* Record extracts *
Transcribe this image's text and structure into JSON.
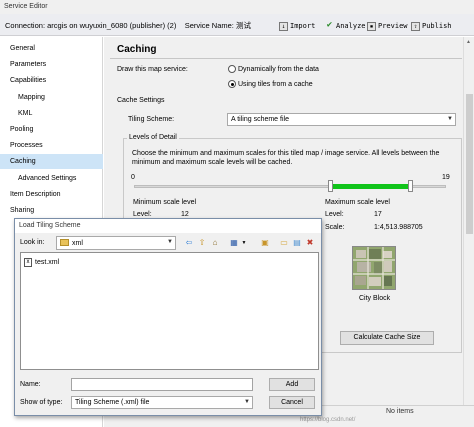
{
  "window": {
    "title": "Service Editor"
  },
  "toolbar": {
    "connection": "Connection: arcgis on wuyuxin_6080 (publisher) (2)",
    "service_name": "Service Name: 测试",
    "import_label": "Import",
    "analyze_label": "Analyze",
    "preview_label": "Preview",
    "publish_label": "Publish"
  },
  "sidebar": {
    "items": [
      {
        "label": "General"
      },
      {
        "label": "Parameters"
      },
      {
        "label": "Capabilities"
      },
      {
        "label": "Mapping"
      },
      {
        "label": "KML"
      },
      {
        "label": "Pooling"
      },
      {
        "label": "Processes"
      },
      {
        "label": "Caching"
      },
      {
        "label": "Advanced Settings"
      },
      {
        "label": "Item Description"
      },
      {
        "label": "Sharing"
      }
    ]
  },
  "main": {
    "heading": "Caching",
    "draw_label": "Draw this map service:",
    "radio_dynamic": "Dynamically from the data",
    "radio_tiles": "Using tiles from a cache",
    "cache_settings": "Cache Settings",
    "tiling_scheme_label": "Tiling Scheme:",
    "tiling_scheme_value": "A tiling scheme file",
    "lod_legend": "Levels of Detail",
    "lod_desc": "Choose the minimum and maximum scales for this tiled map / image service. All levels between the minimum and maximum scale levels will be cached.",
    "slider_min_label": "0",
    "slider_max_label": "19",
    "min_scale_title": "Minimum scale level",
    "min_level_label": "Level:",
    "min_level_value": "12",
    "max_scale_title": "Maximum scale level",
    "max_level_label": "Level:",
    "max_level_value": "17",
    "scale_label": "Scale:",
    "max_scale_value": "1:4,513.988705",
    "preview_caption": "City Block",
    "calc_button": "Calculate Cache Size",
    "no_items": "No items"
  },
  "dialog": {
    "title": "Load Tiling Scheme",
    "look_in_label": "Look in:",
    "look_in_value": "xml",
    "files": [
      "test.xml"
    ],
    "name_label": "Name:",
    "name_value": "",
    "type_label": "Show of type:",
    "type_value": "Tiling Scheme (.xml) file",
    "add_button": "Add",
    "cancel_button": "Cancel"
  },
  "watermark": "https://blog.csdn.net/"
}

* Task instructions *
Every record above must be given again exactly; drop the pictures.

* Task answer *
Transcribe this image's text and structure into JSON.
{
  "window": {
    "title": "Service Editor"
  },
  "toolbar": {
    "connection": "Connection: arcgis on wuyuxin_6080 (publisher) (2)",
    "service_name": "Service Name: 测试",
    "import_label": "Import",
    "analyze_label": "Analyze",
    "preview_label": "Preview",
    "publish_label": "Publish"
  },
  "sidebar": {
    "items": [
      {
        "label": "General"
      },
      {
        "label": "Parameters"
      },
      {
        "label": "Capabilities"
      },
      {
        "label": "Mapping"
      },
      {
        "label": "KML"
      },
      {
        "label": "Pooling"
      },
      {
        "label": "Processes"
      },
      {
        "label": "Caching"
      },
      {
        "label": "Advanced Settings"
      },
      {
        "label": "Item Description"
      },
      {
        "label": "Sharing"
      }
    ]
  },
  "main": {
    "heading": "Caching",
    "draw_label": "Draw this map service:",
    "radio_dynamic": "Dynamically from the data",
    "radio_tiles": "Using tiles from a cache",
    "cache_settings": "Cache Settings",
    "tiling_scheme_label": "Tiling Scheme:",
    "tiling_scheme_value": "A tiling scheme file",
    "lod_legend": "Levels of Detail",
    "lod_desc": "Choose the minimum and maximum scales for this tiled map / image service. All levels between the minimum and maximum scale levels will be cached.",
    "slider_min_label": "0",
    "slider_max_label": "19",
    "min_scale_title": "Minimum scale level",
    "min_level_label": "Level:",
    "min_level_value": "12",
    "max_scale_title": "Maximum scale level",
    "max_level_label": "Level:",
    "max_level_value": "17",
    "scale_label": "Scale:",
    "max_scale_value": "1:4,513.988705",
    "preview_caption": "City Block",
    "calc_button": "Calculate Cache Size",
    "no_items": "No items"
  },
  "dialog": {
    "title": "Load Tiling Scheme",
    "look_in_label": "Look in:",
    "look_in_value": "xml",
    "files": [
      "test.xml"
    ],
    "name_label": "Name:",
    "name_value": "",
    "type_label": "Show of type:",
    "type_value": "Tiling Scheme (.xml) file",
    "add_button": "Add",
    "cancel_button": "Cancel"
  },
  "watermark": "https://blog.csdn.net/"
}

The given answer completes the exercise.